** START **

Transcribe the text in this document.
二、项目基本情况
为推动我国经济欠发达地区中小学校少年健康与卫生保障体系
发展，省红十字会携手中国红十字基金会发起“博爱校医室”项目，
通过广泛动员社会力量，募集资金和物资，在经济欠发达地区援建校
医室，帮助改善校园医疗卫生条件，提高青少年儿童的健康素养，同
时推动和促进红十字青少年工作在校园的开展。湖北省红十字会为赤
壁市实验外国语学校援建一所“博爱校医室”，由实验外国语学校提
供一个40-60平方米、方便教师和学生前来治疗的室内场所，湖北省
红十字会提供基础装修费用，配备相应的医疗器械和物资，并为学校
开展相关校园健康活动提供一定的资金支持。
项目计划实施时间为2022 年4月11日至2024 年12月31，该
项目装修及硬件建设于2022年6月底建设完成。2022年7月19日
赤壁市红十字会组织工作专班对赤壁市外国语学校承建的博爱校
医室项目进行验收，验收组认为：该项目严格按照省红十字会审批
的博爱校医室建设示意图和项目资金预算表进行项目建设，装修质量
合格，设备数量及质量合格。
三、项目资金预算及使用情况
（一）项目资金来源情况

** END **
** START **

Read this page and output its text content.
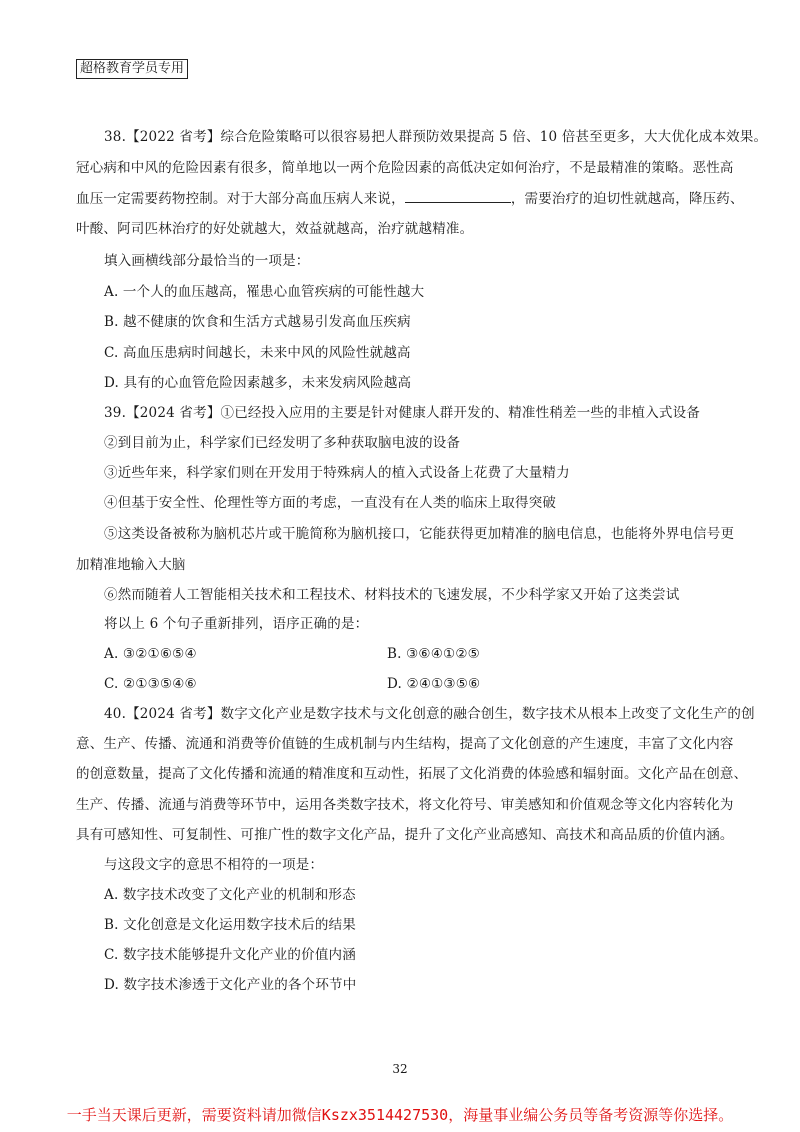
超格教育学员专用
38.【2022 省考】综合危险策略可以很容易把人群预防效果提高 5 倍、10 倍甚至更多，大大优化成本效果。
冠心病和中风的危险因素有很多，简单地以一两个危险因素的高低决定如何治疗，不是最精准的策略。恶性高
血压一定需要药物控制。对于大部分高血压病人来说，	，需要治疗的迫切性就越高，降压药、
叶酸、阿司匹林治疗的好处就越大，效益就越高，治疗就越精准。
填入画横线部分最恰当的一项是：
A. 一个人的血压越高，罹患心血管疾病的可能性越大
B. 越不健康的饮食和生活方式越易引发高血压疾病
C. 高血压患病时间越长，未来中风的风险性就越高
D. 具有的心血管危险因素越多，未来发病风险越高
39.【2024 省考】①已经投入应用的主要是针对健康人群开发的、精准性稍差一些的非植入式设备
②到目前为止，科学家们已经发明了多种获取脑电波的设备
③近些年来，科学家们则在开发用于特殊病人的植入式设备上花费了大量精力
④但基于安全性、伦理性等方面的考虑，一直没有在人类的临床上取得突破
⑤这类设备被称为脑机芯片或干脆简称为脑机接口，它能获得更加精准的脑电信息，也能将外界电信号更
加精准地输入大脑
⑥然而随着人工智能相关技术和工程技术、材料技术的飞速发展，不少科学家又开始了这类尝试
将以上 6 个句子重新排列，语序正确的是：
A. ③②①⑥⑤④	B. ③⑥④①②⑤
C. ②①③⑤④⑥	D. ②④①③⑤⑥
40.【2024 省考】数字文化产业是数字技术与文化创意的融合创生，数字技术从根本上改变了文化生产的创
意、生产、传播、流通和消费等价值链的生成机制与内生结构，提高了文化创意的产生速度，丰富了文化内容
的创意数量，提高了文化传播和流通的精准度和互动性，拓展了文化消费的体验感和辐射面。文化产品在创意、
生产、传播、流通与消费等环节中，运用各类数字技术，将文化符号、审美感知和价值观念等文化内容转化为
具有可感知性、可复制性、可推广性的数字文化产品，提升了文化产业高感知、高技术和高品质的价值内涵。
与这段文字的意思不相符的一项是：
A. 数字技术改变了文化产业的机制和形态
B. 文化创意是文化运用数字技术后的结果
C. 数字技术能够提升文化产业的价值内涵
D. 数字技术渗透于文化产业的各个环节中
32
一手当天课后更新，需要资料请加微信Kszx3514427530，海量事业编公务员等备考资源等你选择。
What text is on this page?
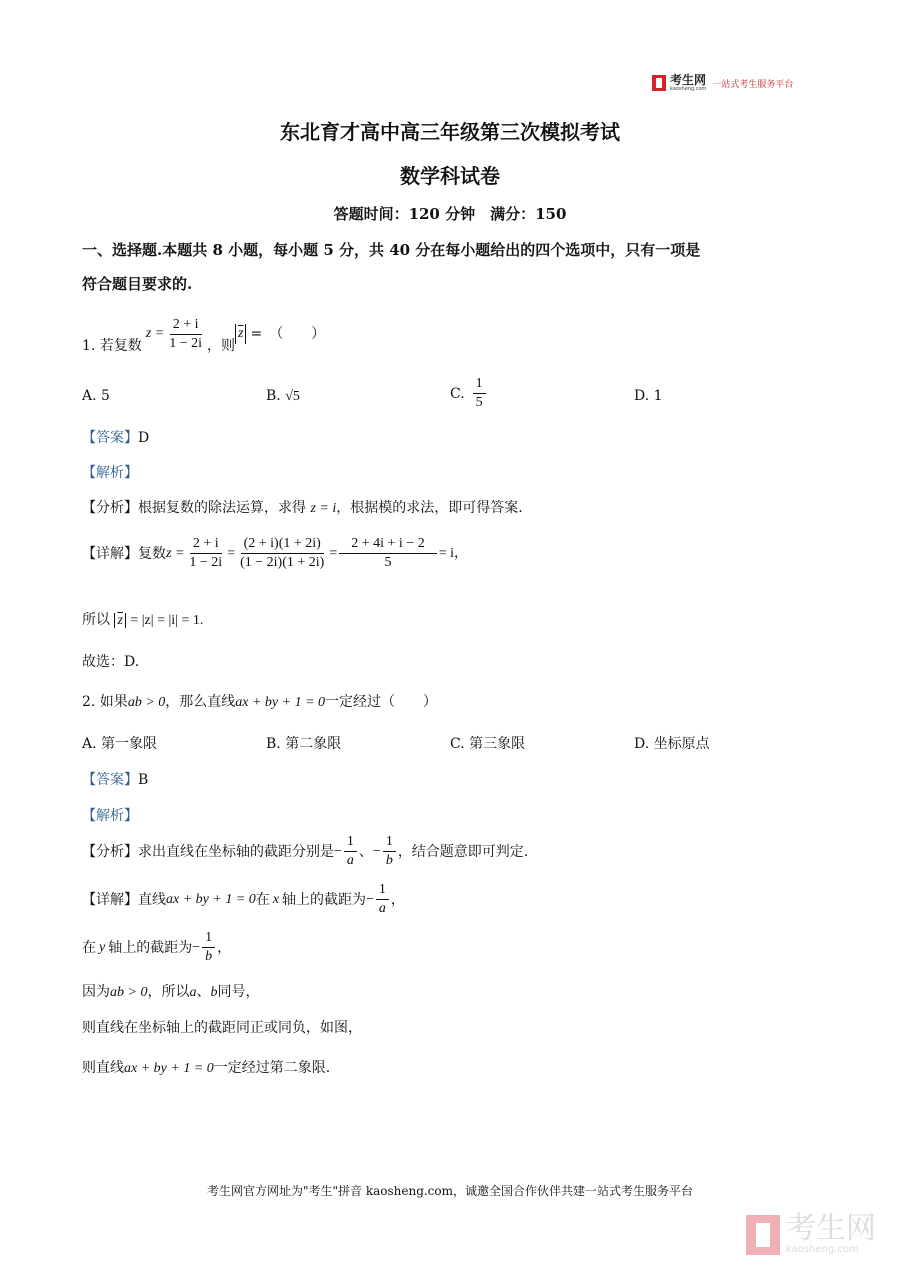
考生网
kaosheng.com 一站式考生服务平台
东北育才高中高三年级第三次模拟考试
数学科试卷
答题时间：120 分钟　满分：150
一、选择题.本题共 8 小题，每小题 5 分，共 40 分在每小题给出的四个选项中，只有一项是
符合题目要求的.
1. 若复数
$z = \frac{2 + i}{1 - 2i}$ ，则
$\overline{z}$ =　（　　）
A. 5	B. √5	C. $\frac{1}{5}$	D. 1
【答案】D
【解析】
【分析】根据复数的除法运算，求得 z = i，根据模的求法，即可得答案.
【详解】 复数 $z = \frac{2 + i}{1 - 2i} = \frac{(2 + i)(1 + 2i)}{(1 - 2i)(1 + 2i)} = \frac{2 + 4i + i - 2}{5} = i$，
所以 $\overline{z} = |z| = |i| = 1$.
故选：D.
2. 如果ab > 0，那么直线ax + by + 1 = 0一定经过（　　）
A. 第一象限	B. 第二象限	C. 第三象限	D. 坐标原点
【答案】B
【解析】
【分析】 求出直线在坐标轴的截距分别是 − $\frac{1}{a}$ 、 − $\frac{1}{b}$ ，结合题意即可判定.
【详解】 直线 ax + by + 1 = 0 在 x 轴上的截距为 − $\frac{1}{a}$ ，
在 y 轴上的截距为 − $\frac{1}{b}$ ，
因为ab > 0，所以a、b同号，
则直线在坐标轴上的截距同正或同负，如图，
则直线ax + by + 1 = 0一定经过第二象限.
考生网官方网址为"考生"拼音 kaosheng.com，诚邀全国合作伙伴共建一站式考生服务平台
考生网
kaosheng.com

** END **

Copy all lines from the material that hold "this".

→ **Task solution**:
Transcribe the text in this document.
Read this page and output its text content.
What text is on this page?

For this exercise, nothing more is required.